» **Problem details**: Will you write out the data exactly, excluding every picture?

» **Records for the task**:
[START]

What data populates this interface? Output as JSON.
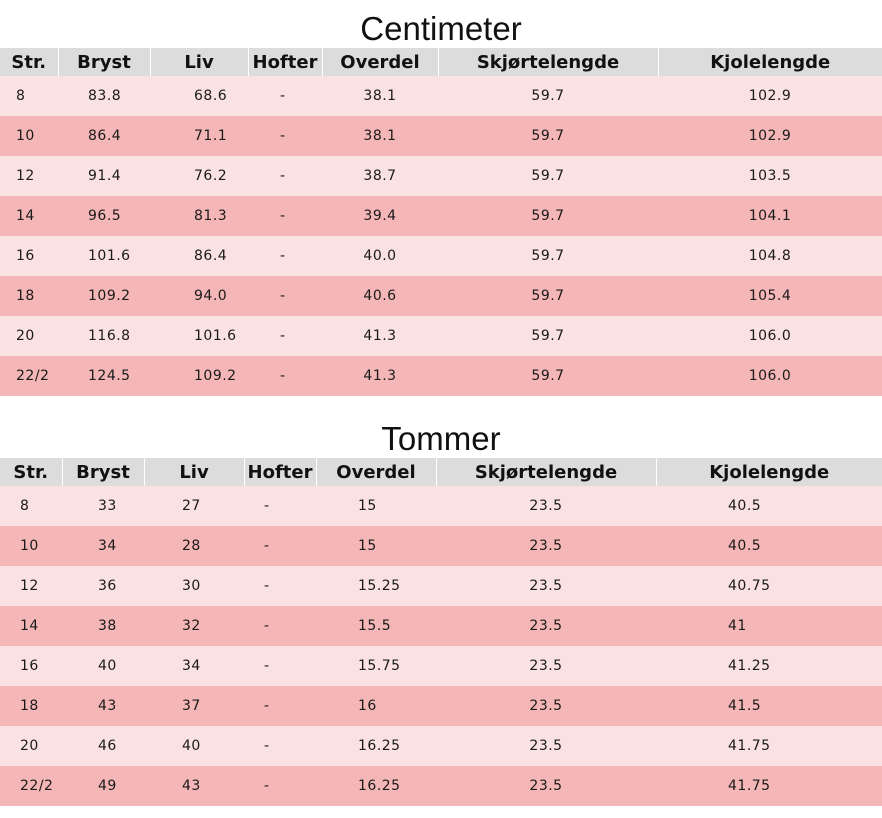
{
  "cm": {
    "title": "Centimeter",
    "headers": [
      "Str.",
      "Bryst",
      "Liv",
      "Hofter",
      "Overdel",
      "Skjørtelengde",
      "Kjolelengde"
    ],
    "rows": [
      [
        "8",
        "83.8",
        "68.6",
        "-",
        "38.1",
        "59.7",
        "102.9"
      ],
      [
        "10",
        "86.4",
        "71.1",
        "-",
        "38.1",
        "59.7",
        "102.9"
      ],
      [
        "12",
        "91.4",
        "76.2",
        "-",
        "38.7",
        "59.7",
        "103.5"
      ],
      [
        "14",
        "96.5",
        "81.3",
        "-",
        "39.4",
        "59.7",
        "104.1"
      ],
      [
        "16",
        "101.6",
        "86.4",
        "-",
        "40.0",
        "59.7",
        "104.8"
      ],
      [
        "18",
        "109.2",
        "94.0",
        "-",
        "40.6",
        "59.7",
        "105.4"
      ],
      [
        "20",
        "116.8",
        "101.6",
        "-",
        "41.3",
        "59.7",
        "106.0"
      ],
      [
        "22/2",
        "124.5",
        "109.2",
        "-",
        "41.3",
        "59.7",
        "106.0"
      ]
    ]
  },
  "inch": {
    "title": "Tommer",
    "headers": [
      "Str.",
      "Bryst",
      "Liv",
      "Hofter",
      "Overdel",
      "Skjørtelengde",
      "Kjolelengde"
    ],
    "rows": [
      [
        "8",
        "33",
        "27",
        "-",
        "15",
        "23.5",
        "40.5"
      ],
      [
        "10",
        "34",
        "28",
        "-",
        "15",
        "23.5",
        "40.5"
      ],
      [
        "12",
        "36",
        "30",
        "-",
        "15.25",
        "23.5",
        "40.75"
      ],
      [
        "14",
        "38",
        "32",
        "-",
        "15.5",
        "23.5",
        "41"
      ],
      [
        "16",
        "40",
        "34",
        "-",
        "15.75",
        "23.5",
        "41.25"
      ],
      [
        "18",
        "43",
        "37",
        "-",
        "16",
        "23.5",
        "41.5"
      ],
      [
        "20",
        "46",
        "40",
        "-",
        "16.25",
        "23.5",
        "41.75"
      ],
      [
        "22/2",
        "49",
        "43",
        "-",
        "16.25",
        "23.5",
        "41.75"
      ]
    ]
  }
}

[END]

» **Exercise output**:
What data populates this interface? Output as JSON.
{
  "cm": {
    "title": "Centimeter",
    "headers": [
      "Str.",
      "Bryst",
      "Liv",
      "Hofter",
      "Overdel",
      "Skjørtelengde",
      "Kjolelengde"
    ],
    "rows": [
      [
        "8",
        "83.8",
        "68.6",
        "-",
        "38.1",
        "59.7",
        "102.9"
      ],
      [
        "10",
        "86.4",
        "71.1",
        "-",
        "38.1",
        "59.7",
        "102.9"
      ],
      [
        "12",
        "91.4",
        "76.2",
        "-",
        "38.7",
        "59.7",
        "103.5"
      ],
      [
        "14",
        "96.5",
        "81.3",
        "-",
        "39.4",
        "59.7",
        "104.1"
      ],
      [
        "16",
        "101.6",
        "86.4",
        "-",
        "40.0",
        "59.7",
        "104.8"
      ],
      [
        "18",
        "109.2",
        "94.0",
        "-",
        "40.6",
        "59.7",
        "105.4"
      ],
      [
        "20",
        "116.8",
        "101.6",
        "-",
        "41.3",
        "59.7",
        "106.0"
      ],
      [
        "22/2",
        "124.5",
        "109.2",
        "-",
        "41.3",
        "59.7",
        "106.0"
      ]
    ]
  },
  "inch": {
    "title": "Tommer",
    "headers": [
      "Str.",
      "Bryst",
      "Liv",
      "Hofter",
      "Overdel",
      "Skjørtelengde",
      "Kjolelengde"
    ],
    "rows": [
      [
        "8",
        "33",
        "27",
        "-",
        "15",
        "23.5",
        "40.5"
      ],
      [
        "10",
        "34",
        "28",
        "-",
        "15",
        "23.5",
        "40.5"
      ],
      [
        "12",
        "36",
        "30",
        "-",
        "15.25",
        "23.5",
        "40.75"
      ],
      [
        "14",
        "38",
        "32",
        "-",
        "15.5",
        "23.5",
        "41"
      ],
      [
        "16",
        "40",
        "34",
        "-",
        "15.75",
        "23.5",
        "41.25"
      ],
      [
        "18",
        "43",
        "37",
        "-",
        "16",
        "23.5",
        "41.5"
      ],
      [
        "20",
        "46",
        "40",
        "-",
        "16.25",
        "23.5",
        "41.75"
      ],
      [
        "22/2",
        "49",
        "43",
        "-",
        "16.25",
        "23.5",
        "41.75"
      ]
    ]
  }
}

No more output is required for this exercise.